EXCERPT PROVIDED:
Because Alice is already logged in to bank.example.com, the action gets executed. Well, most likely not this exact action, as there are usually some safeguards in place. But you get the picture. The bank transfer example used a GET request that caused side effects. This is a bad idea. Generally speaking, you should never have any GET routes that alter your data. However, it is only a tiny bit more difficult to use POST requests and CSRF.

GET and logout

So, you should not have any GET routes that alter your data or application state. How about logout? Oftentimes sites have a logout link; the default action is a GET request. Should you use JavaScript to prevent the default action of that link and instead submit a form to make a POST request just for logging out of the system? Logging out is altering the state and it would be quite easy to guess the endpoint for that action (I mean, it's likely /logout on most systems, right?). Hence, it would be easy to log people out of their sessions with the img src -hack discussed above, if not for any real gain than just to piss them off.

Extracted data entries
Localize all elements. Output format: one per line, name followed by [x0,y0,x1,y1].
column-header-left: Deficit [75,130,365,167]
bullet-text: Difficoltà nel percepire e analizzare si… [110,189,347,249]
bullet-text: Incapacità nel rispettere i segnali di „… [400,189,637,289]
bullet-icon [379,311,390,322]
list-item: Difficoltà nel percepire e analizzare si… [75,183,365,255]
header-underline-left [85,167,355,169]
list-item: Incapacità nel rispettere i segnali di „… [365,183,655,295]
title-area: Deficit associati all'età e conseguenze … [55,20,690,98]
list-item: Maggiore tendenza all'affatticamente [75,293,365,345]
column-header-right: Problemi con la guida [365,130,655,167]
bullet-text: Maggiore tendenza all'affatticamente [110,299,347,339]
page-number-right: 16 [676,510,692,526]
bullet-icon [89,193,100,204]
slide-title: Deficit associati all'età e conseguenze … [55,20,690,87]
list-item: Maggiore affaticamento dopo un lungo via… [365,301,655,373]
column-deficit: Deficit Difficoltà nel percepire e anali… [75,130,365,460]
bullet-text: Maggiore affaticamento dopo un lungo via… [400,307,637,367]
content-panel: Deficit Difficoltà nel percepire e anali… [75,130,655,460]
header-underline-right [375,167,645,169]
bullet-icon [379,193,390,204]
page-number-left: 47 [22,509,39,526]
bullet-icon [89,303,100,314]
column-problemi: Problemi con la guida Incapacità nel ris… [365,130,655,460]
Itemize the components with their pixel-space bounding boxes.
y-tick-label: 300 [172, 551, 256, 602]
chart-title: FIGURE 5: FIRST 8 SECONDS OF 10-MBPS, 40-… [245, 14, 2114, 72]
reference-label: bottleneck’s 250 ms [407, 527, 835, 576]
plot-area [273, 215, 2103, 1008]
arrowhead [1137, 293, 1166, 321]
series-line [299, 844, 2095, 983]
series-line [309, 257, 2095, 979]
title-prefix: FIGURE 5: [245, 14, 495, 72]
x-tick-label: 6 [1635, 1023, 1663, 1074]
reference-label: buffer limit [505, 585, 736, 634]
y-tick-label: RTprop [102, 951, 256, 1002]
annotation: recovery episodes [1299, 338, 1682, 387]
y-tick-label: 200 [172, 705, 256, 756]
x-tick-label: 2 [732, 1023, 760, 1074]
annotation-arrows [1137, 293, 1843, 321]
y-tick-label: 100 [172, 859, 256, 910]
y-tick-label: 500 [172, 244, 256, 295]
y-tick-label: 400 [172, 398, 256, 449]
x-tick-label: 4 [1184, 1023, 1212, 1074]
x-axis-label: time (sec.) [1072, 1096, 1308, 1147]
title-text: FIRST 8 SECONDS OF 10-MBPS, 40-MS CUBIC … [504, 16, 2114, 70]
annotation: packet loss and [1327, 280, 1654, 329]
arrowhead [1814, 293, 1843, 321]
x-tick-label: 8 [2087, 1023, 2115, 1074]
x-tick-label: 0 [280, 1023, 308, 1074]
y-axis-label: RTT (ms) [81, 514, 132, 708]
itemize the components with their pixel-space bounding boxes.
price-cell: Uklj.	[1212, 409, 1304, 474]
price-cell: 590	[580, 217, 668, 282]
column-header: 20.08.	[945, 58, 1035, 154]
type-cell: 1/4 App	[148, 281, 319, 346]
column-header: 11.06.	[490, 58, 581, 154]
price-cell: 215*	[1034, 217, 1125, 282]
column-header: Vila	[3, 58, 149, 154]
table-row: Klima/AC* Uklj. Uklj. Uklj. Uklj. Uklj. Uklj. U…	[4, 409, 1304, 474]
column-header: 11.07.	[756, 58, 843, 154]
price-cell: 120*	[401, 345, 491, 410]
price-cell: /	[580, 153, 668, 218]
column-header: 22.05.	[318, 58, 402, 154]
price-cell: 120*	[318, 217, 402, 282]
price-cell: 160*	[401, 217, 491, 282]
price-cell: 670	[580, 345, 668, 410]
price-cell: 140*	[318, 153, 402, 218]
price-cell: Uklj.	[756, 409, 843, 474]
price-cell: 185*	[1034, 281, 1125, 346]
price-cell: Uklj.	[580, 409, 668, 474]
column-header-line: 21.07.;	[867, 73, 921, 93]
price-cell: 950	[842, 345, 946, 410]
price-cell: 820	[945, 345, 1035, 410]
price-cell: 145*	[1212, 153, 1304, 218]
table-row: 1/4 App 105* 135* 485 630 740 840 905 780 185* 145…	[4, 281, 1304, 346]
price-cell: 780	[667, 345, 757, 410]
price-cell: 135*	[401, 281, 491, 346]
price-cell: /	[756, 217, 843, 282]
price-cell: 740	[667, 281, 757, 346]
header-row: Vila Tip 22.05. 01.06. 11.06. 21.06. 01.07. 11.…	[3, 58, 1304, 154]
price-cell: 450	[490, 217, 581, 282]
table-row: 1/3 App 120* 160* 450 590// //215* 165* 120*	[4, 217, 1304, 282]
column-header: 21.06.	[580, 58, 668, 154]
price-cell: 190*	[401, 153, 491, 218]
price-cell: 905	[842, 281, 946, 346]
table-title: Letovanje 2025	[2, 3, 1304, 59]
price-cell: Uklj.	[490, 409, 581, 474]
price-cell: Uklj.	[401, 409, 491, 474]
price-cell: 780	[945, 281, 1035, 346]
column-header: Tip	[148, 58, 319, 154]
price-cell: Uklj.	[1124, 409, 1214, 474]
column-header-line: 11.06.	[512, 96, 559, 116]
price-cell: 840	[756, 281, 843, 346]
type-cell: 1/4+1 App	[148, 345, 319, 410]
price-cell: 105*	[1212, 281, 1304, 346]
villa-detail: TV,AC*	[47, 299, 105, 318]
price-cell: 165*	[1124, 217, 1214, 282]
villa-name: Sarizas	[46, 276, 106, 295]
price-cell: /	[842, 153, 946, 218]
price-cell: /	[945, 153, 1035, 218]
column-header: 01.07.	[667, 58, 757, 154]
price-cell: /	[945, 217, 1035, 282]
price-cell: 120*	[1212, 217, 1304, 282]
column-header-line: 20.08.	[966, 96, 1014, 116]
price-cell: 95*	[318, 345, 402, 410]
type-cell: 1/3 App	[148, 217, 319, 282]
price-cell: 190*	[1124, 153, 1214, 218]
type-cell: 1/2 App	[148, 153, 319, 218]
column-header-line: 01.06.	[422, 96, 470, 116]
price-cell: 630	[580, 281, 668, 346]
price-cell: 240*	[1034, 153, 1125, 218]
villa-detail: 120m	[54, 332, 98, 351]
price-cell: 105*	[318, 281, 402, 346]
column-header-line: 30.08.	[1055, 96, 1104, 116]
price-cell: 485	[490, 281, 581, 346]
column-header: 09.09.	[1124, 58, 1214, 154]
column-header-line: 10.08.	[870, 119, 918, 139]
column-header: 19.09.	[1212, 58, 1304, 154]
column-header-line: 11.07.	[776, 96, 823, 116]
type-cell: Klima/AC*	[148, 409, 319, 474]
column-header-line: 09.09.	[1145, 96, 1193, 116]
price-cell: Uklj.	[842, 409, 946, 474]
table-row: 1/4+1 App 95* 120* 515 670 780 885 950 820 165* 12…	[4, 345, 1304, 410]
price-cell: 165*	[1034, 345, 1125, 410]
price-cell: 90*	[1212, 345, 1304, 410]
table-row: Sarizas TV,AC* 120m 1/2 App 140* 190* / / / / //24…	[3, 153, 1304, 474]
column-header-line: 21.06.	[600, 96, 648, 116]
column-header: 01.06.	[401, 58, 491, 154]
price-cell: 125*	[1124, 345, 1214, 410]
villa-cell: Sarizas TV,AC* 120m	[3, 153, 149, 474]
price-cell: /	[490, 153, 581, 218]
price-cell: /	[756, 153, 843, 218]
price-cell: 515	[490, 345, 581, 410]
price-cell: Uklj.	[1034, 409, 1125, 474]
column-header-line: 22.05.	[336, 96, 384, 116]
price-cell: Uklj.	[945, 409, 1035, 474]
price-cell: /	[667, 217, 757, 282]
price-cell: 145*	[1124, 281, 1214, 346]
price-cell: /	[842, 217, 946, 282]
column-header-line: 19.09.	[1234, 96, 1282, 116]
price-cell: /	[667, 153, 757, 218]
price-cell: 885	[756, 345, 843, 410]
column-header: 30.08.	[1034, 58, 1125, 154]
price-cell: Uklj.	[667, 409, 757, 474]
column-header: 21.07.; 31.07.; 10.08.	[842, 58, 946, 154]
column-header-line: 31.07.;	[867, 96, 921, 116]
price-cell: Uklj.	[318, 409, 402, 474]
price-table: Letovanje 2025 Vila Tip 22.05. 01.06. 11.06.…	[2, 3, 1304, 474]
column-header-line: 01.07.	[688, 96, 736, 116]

WORK INSTRUCTION:
Answer these questions from the passage on GET requests and CSRF:
(a) Why does the action get executed for Alice?
(b) What kind of request did the bank transfer example use?
(c) What endpoint does the passage say logout likely uses on most systems?

ANSWER BELOW:
(a) Because Alice is already logged in to bank.example.com.
(b) A GET request that caused side effects.
(c) /logout